-- DATASET CONTENT start --

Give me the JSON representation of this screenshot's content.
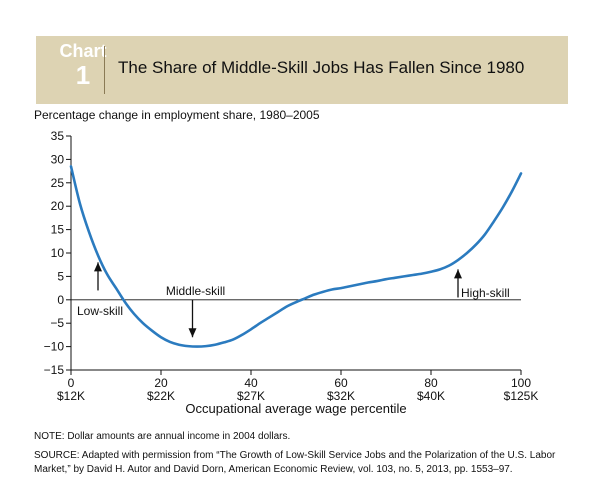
{
  "banner": {
    "chart_word": "Chart",
    "chart_number": "1"
  },
  "chart_data": {
    "type": "line",
    "title": "The Share of Middle-Skill Jobs Has Fallen Since 1980",
    "subtitle": "Percentage change in employment share, 1980–2005",
    "xlabel": "Occupational average wage percentile",
    "ylabel": "",
    "xlim": [
      0,
      100
    ],
    "ylim": [
      -15,
      35
    ],
    "x_ticks": [
      0,
      20,
      40,
      60,
      80,
      100
    ],
    "x_tick_labels": [
      "0",
      "20",
      "40",
      "60",
      "80",
      "100"
    ],
    "x_wage_labels": [
      "$12K",
      "$22K",
      "$27K",
      "$32K",
      "$40K",
      "$125K"
    ],
    "y_ticks": [
      -15,
      -10,
      -5,
      0,
      5,
      10,
      15,
      20,
      25,
      30,
      35
    ],
    "y_tick_labels": [
      "−15",
      "−10",
      "−5",
      "0",
      "5",
      "10",
      "15",
      "20",
      "25",
      "30",
      "35"
    ],
    "color": "#2b7bbf",
    "series": [
      {
        "x": [
          0,
          2,
          4,
          6,
          8,
          10,
          12,
          14,
          16,
          18,
          20,
          22,
          24,
          26,
          28,
          30,
          32,
          34,
          36,
          38,
          40,
          42,
          44,
          46,
          48,
          50,
          52,
          54,
          56,
          58,
          60,
          62,
          64,
          66,
          68,
          70,
          72,
          74,
          76,
          78,
          80,
          82,
          84,
          86,
          88,
          90,
          92,
          94,
          96,
          98,
          100
        ],
        "y": [
          28.5,
          20.5,
          14.5,
          9.5,
          5.5,
          2.5,
          -0.5,
          -3.0,
          -5.0,
          -6.6,
          -8.0,
          -9.0,
          -9.6,
          -9.9,
          -10.0,
          -9.9,
          -9.6,
          -9.1,
          -8.5,
          -7.5,
          -6.3,
          -5.0,
          -3.8,
          -2.6,
          -1.4,
          -0.5,
          0.3,
          1.1,
          1.7,
          2.2,
          2.5,
          2.9,
          3.3,
          3.7,
          4.0,
          4.4,
          4.7,
          5.0,
          5.3,
          5.6,
          6.0,
          6.5,
          7.3,
          8.5,
          10.0,
          11.8,
          14.0,
          16.8,
          19.8,
          23.2,
          27.0
        ]
      }
    ],
    "annotations": [
      {
        "text": "Low-skill",
        "arrow_x": 6,
        "arrow_from_y": 2,
        "arrow_to_y": 8
      },
      {
        "text": "Middle-skill",
        "arrow_x": 27,
        "arrow_from_y": 0,
        "arrow_to_y": -8
      },
      {
        "text": "High-skill",
        "arrow_x": 86,
        "arrow_from_y": 0.5,
        "arrow_to_y": 6.5
      }
    ]
  },
  "note": "NOTE: Dollar amounts are annual income in 2004 dollars.",
  "source": "SOURCE: Adapted with permission from “The Growth of Low-Skill Service Jobs and the Polarization of the U.S. Labor Market,” by David H. Autor and David Dorn, American Economic Review, vol. 103, no. 5, 2013, pp. 1553–97."
}
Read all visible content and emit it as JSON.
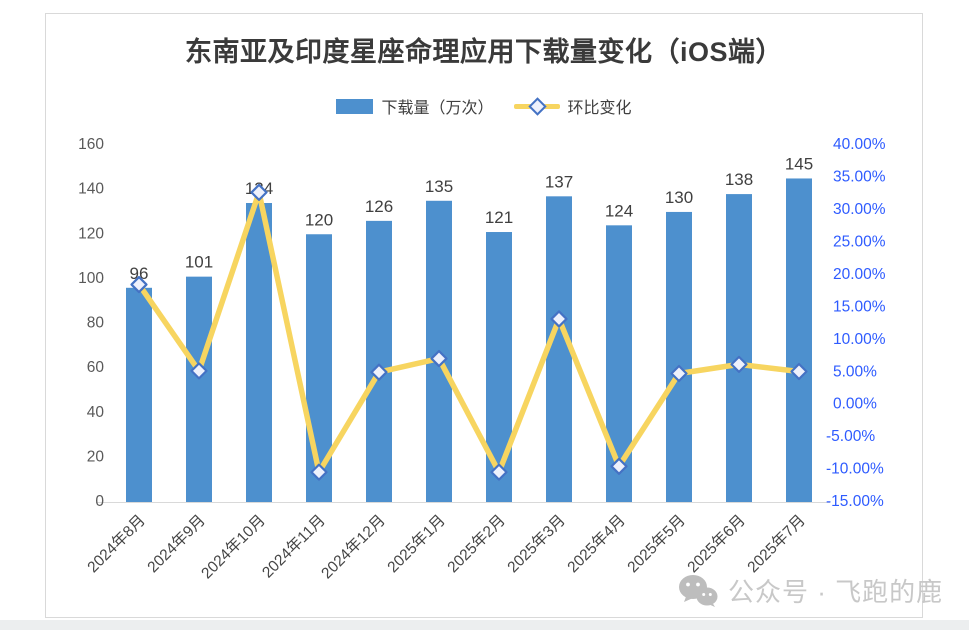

-- DATASET CONTENT end --

# EXERCISE:
Copy out every line of the material above that mentions the word "JSON".

# RIGHT ANSWER:
Give me the JSON representation of this screenshot's content.
Read all visible content and emit it as JSON.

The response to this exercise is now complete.